[BEGIN]

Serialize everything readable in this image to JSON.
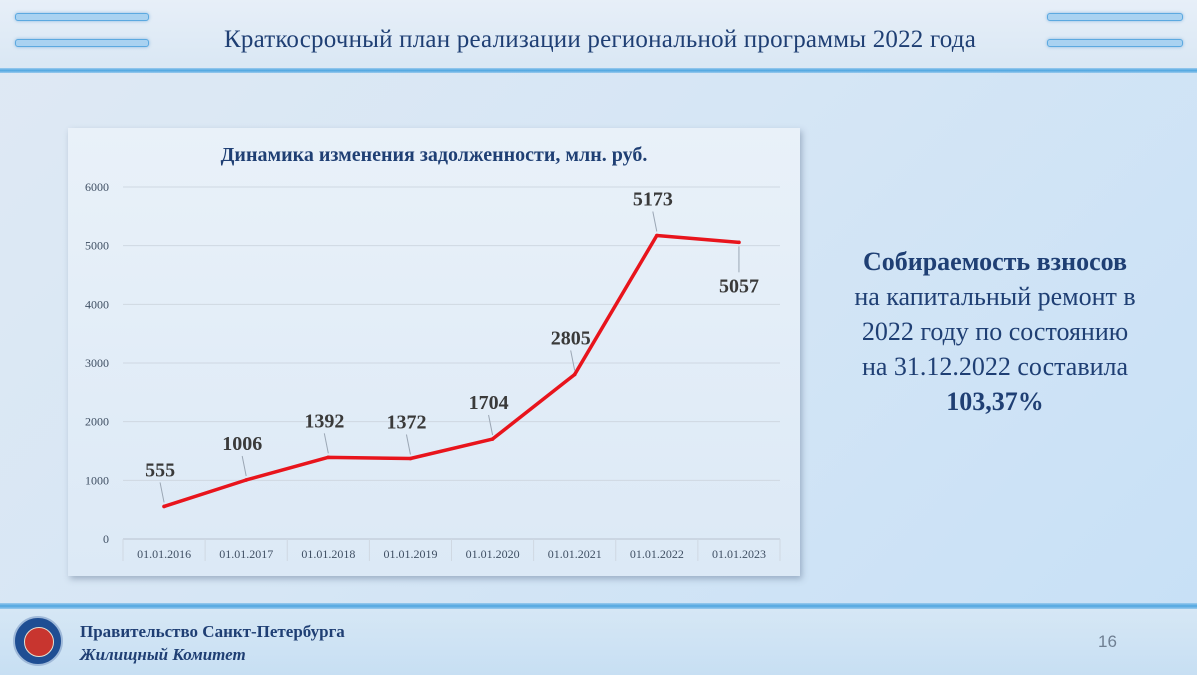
{
  "header": {
    "title": "Краткосрочный план реализации региональной программы 2022 года"
  },
  "chart_data": {
    "type": "line",
    "title": "Динамика изменения задолженности, млн. руб.",
    "xlabel": "",
    "ylabel": "",
    "categories": [
      "01.01.2016",
      "01.01.2017",
      "01.01.2018",
      "01.01.2019",
      "01.01.2020",
      "01.01.2021",
      "01.01.2022",
      "01.01.2023"
    ],
    "series": [
      {
        "values": [
          555,
          1006,
          1392,
          1372,
          1704,
          2805,
          5173,
          5057
        ],
        "color": "#e8141c"
      }
    ],
    "data_labels": [
      "555",
      "1006",
      "1392",
      "1372",
      "1704",
      "2805",
      "5173",
      "5057"
    ],
    "ylim": [
      0,
      6000
    ],
    "yticks": [
      "0",
      "1000",
      "2000",
      "3000",
      "4000",
      "5000",
      "6000"
    ],
    "grid": true,
    "legend": "none"
  },
  "side": {
    "line1": "Собираемость взносов",
    "line2": "на капитальный ремонт в",
    "line3": "2022 году по состоянию",
    "line4": "на 31.12.2022 составила",
    "line5": "103,37%"
  },
  "footer": {
    "org_name": "Правительство Санкт-Петербурга",
    "committee": "Жилищный Комитет",
    "page_number": "16"
  },
  "colors": {
    "accent": "#1f3f74",
    "line": "#e8141c"
  }
}
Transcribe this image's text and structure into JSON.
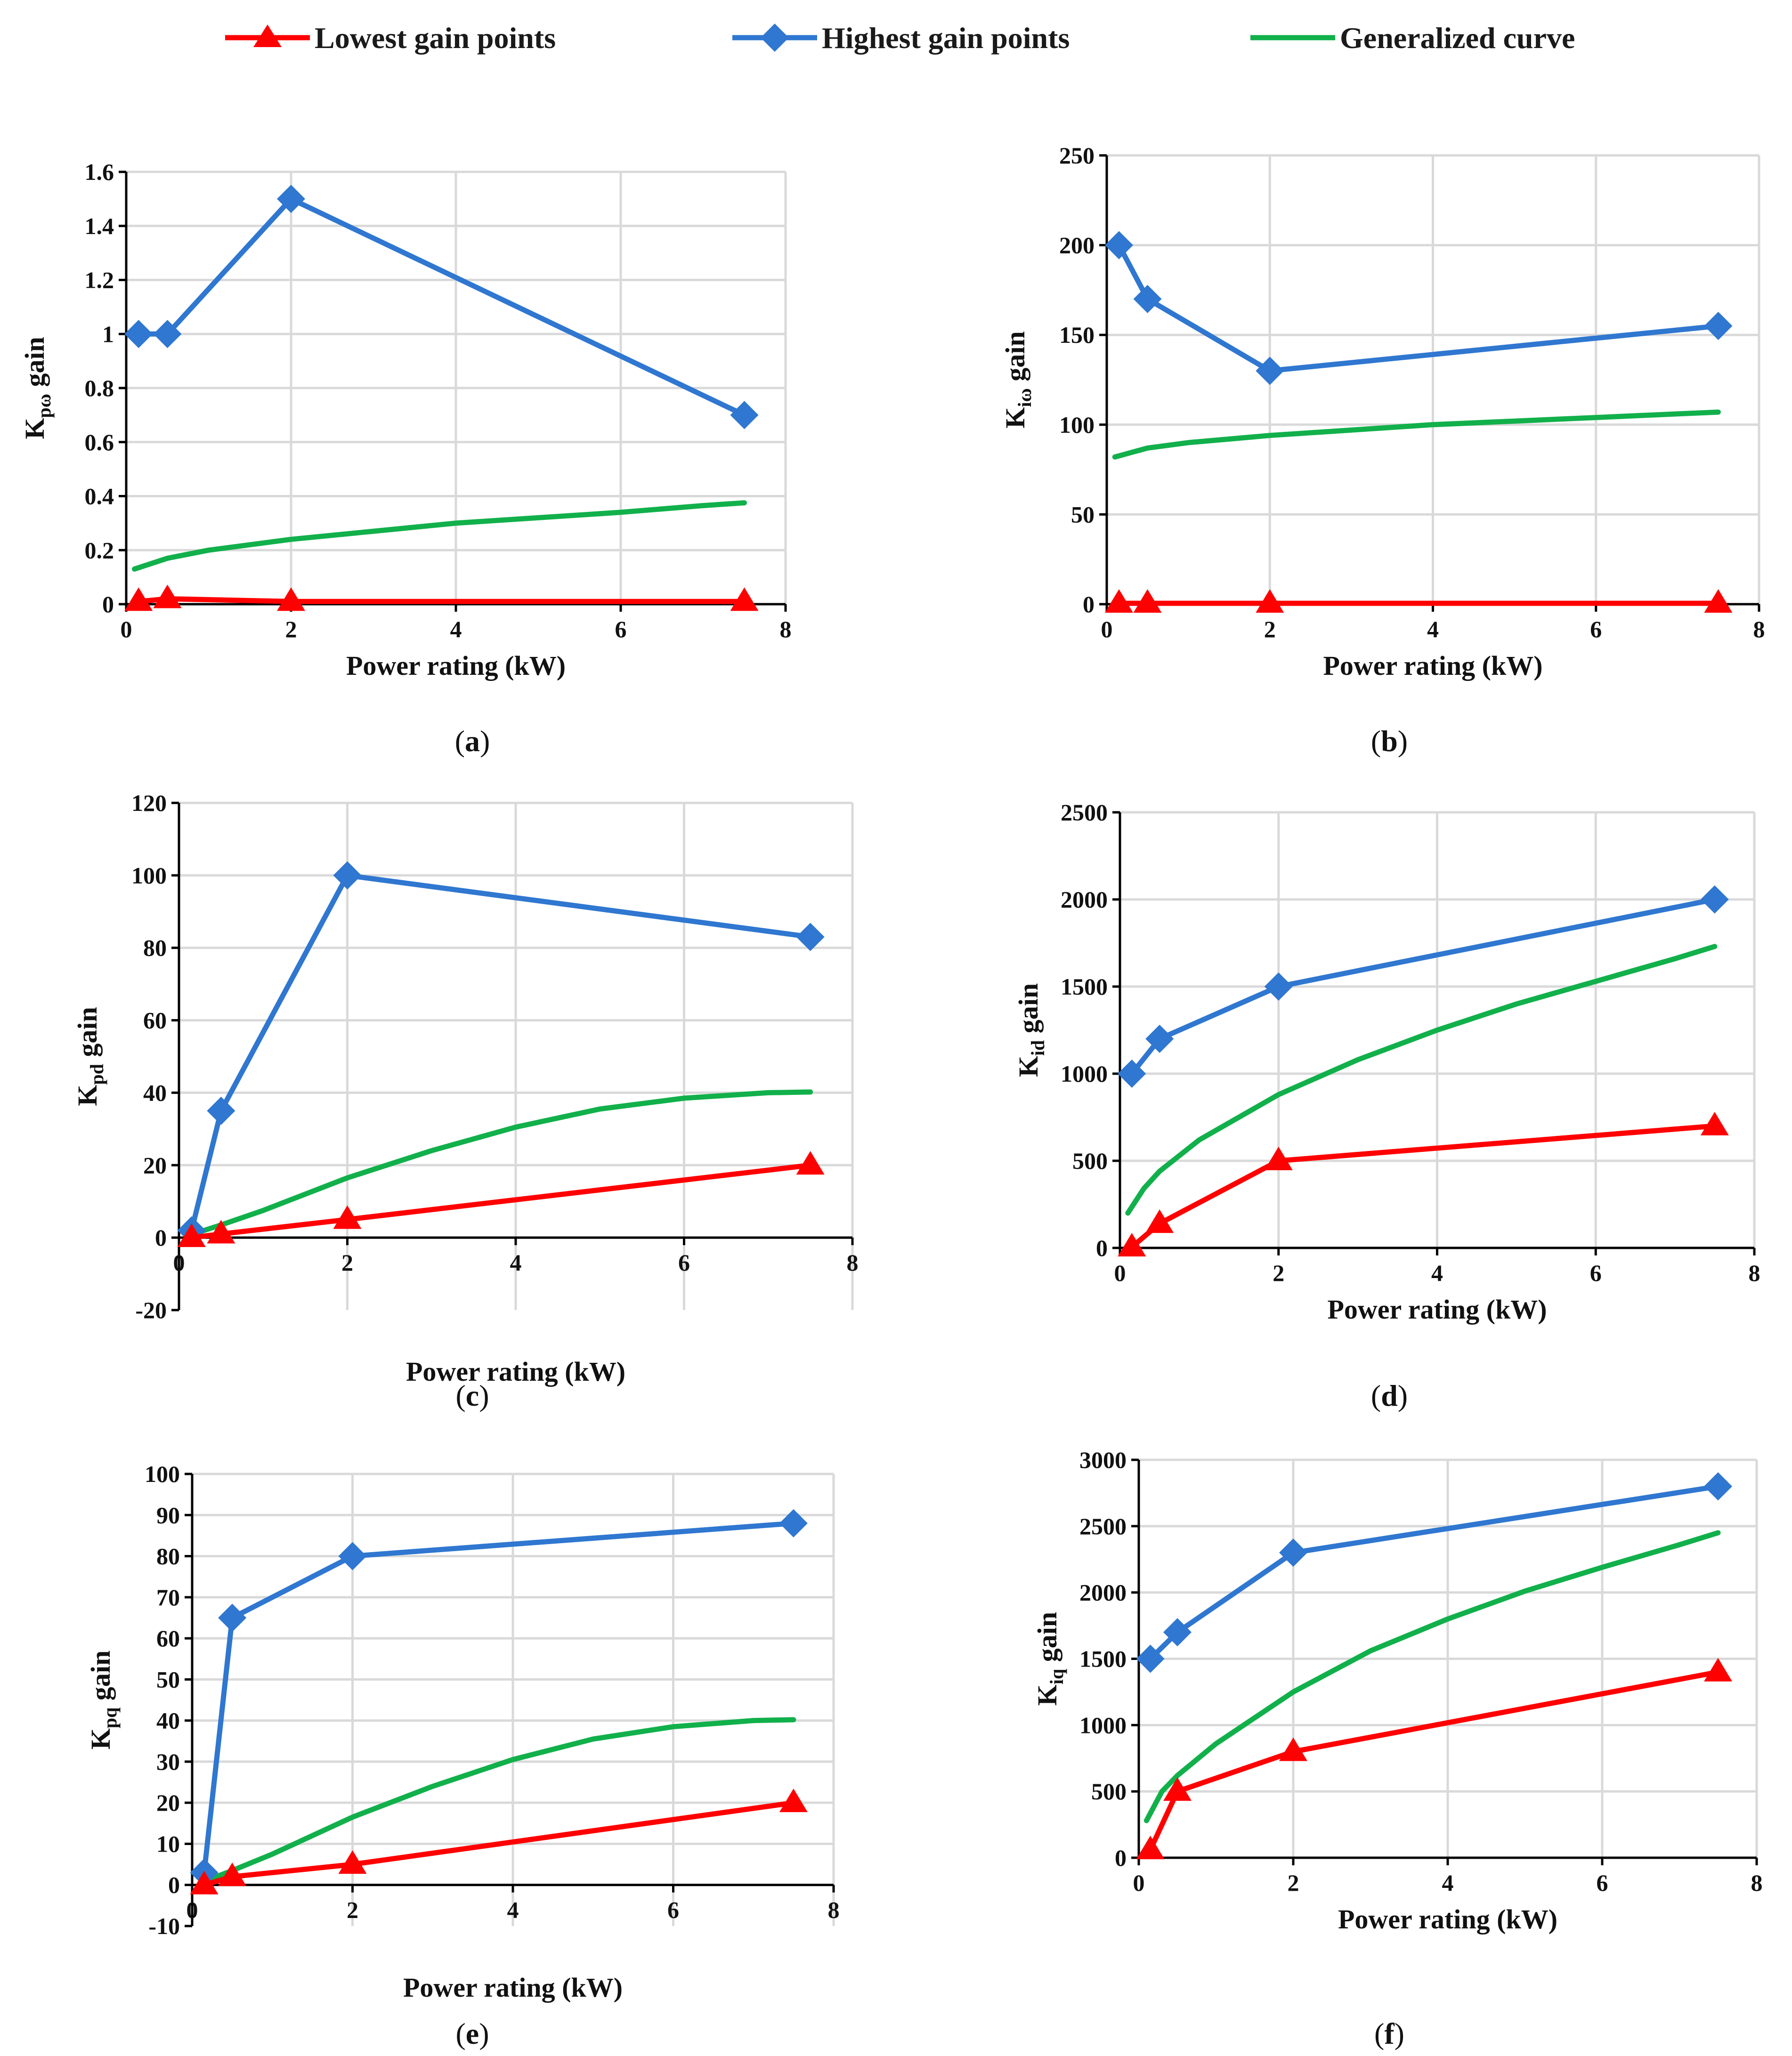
{
  "legend": {
    "items": [
      {
        "label": "Lowest gain points",
        "color": "#ff0000",
        "marker": "triangle"
      },
      {
        "label": "Highest gain points",
        "color": "#2f77d0",
        "marker": "diamond"
      },
      {
        "label": "Generalized curve",
        "color": "#11b04b",
        "marker": "none"
      }
    ]
  },
  "chart_data": [
    {
      "type": "line",
      "panel_label": "a",
      "xlabel": "Power rating (kW)",
      "ylabel_main": "K",
      "ylabel_sub": "pω",
      "ylabel_rest": " gain",
      "xlim": [
        0,
        8
      ],
      "ylim": [
        0,
        1.6
      ],
      "x_ticks": [
        "0",
        "2",
        "4",
        "6",
        "8"
      ],
      "x_tick_values": [
        0,
        2,
        4,
        6,
        8
      ],
      "y_ticks": [
        "0",
        "0.2",
        "0.4",
        "0.6",
        "0.8",
        "1",
        "1.2",
        "1.4",
        "1.6"
      ],
      "y_tick_values": [
        0,
        0.2,
        0.4,
        0.6,
        0.8,
        1,
        1.2,
        1.4,
        1.6
      ],
      "series": [
        {
          "name": "Lowest gain points",
          "x": [
            0.15,
            0.5,
            2,
            7.5
          ],
          "y": [
            0.01,
            0.02,
            0.01,
            0.01
          ]
        },
        {
          "name": "Highest gain points",
          "x": [
            0.15,
            0.5,
            2,
            7.5
          ],
          "y": [
            1.0,
            1.0,
            1.5,
            0.7
          ]
        },
        {
          "name": "Generalized curve",
          "x": [
            0.1,
            0.5,
            1,
            2,
            3,
            4,
            5,
            6,
            7,
            7.5
          ],
          "y": [
            0.13,
            0.17,
            0.2,
            0.24,
            0.27,
            0.3,
            0.32,
            0.34,
            0.365,
            0.375
          ]
        }
      ]
    },
    {
      "type": "line",
      "panel_label": "b",
      "xlabel": "Power rating (kW)",
      "ylabel_main": "K",
      "ylabel_sub": "iω",
      "ylabel_rest": " gain",
      "xlim": [
        0,
        8
      ],
      "ylim": [
        0,
        250
      ],
      "x_ticks": [
        "0",
        "2",
        "4",
        "6",
        "8"
      ],
      "x_tick_values": [
        0,
        2,
        4,
        6,
        8
      ],
      "y_ticks": [
        "0",
        "50",
        "100",
        "150",
        "200",
        "250"
      ],
      "y_tick_values": [
        0,
        50,
        100,
        150,
        200,
        250
      ],
      "series": [
        {
          "name": "Lowest gain points",
          "x": [
            0.15,
            0.5,
            2,
            7.5
          ],
          "y": [
            0.5,
            0.5,
            0.5,
            0.5
          ]
        },
        {
          "name": "Highest gain points",
          "x": [
            0.15,
            0.5,
            2,
            7.5
          ],
          "y": [
            200,
            170,
            130,
            155
          ]
        },
        {
          "name": "Generalized curve",
          "x": [
            0.1,
            0.5,
            1,
            2,
            3,
            4,
            5,
            6,
            7,
            7.5
          ],
          "y": [
            82,
            87,
            90,
            94,
            97,
            100,
            102,
            104,
            106,
            107
          ]
        }
      ]
    },
    {
      "type": "line",
      "panel_label": "c",
      "xlabel": "Power rating (kW)",
      "ylabel_main": "K",
      "ylabel_sub": "pd",
      "ylabel_rest": " gain",
      "xlim": [
        0,
        8
      ],
      "ylim": [
        -20,
        120
      ],
      "x_ticks": [
        "0",
        "2",
        "4",
        "6",
        "8"
      ],
      "x_tick_values": [
        0,
        2,
        4,
        6,
        8
      ],
      "y_ticks": [
        "-20",
        "0",
        "20",
        "40",
        "60",
        "80",
        "100",
        "120"
      ],
      "y_tick_values": [
        -20,
        0,
        20,
        40,
        60,
        80,
        100,
        120
      ],
      "series": [
        {
          "name": "Lowest gain points",
          "x": [
            0.15,
            0.5,
            2,
            7.5
          ],
          "y": [
            0,
            1,
            5,
            20
          ]
        },
        {
          "name": "Highest gain points",
          "x": [
            0.15,
            0.5,
            2,
            7.5
          ],
          "y": [
            2,
            35,
            100,
            83
          ]
        },
        {
          "name": "Generalized curve",
          "x": [
            0.1,
            0.5,
            1,
            2,
            3,
            4,
            5,
            6,
            7,
            7.5
          ],
          "y": [
            0.5,
            3.5,
            7.5,
            16.5,
            24,
            30.5,
            35.5,
            38.5,
            40,
            40.2
          ]
        }
      ]
    },
    {
      "type": "line",
      "panel_label": "d",
      "xlabel": "Power rating (kW)",
      "ylabel_main": "K",
      "ylabel_sub": "id",
      "ylabel_rest": " gain",
      "xlim": [
        0,
        8
      ],
      "ylim": [
        0,
        2500
      ],
      "x_ticks": [
        "0",
        "2",
        "4",
        "6",
        "8"
      ],
      "x_tick_values": [
        0,
        2,
        4,
        6,
        8
      ],
      "y_ticks": [
        "0",
        "500",
        "1000",
        "1500",
        "2000",
        "2500"
      ],
      "y_tick_values": [
        0,
        500,
        1000,
        1500,
        2000,
        2500
      ],
      "series": [
        {
          "name": "Lowest gain points",
          "x": [
            0.15,
            0.5,
            2,
            7.5
          ],
          "y": [
            5,
            140,
            500,
            700
          ]
        },
        {
          "name": "Highest gain points",
          "x": [
            0.15,
            0.5,
            2,
            7.5
          ],
          "y": [
            1000,
            1200,
            1500,
            2000
          ]
        },
        {
          "name": "Generalized curve",
          "x": [
            0.1,
            0.3,
            0.5,
            1,
            2,
            3,
            4,
            5,
            6,
            7,
            7.5
          ],
          "y": [
            200,
            340,
            440,
            620,
            880,
            1080,
            1250,
            1400,
            1530,
            1660,
            1730
          ]
        }
      ]
    },
    {
      "type": "line",
      "panel_label": "e",
      "xlabel": "Power rating (kW)",
      "ylabel_main": "K",
      "ylabel_sub": "pq",
      "ylabel_rest": " gain",
      "xlim": [
        0,
        8
      ],
      "ylim": [
        -10,
        100
      ],
      "x_ticks": [
        "0",
        "2",
        "4",
        "6",
        "8"
      ],
      "x_tick_values": [
        0,
        2,
        4,
        6,
        8
      ],
      "y_ticks": [
        "-10",
        "0",
        "10",
        "20",
        "30",
        "40",
        "50",
        "60",
        "70",
        "80",
        "90",
        "100"
      ],
      "y_tick_values": [
        -10,
        0,
        10,
        20,
        30,
        40,
        50,
        60,
        70,
        80,
        90,
        100
      ],
      "series": [
        {
          "name": "Lowest gain points",
          "x": [
            0.15,
            0.5,
            2,
            7.5
          ],
          "y": [
            0,
            2,
            5,
            20
          ]
        },
        {
          "name": "Highest gain points",
          "x": [
            0.15,
            0.5,
            2,
            7.5
          ],
          "y": [
            3,
            65,
            80,
            88
          ]
        },
        {
          "name": "Generalized curve",
          "x": [
            0.1,
            0.5,
            1,
            2,
            3,
            4,
            5,
            6,
            7,
            7.5
          ],
          "y": [
            0.5,
            3.5,
            7.5,
            16.5,
            24,
            30.5,
            35.5,
            38.5,
            40,
            40.2
          ]
        }
      ]
    },
    {
      "type": "line",
      "panel_label": "f",
      "xlabel": "Power rating (kW)",
      "ylabel_main": "K",
      "ylabel_sub": "iq",
      "ylabel_rest": " gain",
      "xlim": [
        0,
        8
      ],
      "ylim": [
        0,
        3000
      ],
      "x_ticks": [
        "0",
        "2",
        "4",
        "6",
        "8"
      ],
      "x_tick_values": [
        0,
        2,
        4,
        6,
        8
      ],
      "y_ticks": [
        "0",
        "500",
        "1000",
        "1500",
        "2000",
        "2500",
        "3000"
      ],
      "y_tick_values": [
        0,
        500,
        1000,
        1500,
        2000,
        2500,
        3000
      ],
      "series": [
        {
          "name": "Lowest gain points",
          "x": [
            0.15,
            0.5,
            2,
            7.5
          ],
          "y": [
            60,
            500,
            800,
            1400
          ]
        },
        {
          "name": "Highest gain points",
          "x": [
            0.15,
            0.5,
            2,
            7.5
          ],
          "y": [
            1500,
            1700,
            2300,
            2800
          ]
        },
        {
          "name": "Generalized curve",
          "x": [
            0.1,
            0.3,
            0.5,
            1,
            2,
            3,
            4,
            5,
            6,
            7,
            7.5
          ],
          "y": [
            280,
            500,
            620,
            860,
            1250,
            1560,
            1800,
            2010,
            2190,
            2360,
            2450
          ]
        }
      ]
    }
  ]
}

[END]

*STATED EXERCISE*
Find every line holding the word "marker"; give their count and nothing else.

*WRITTEN ANSWER*
3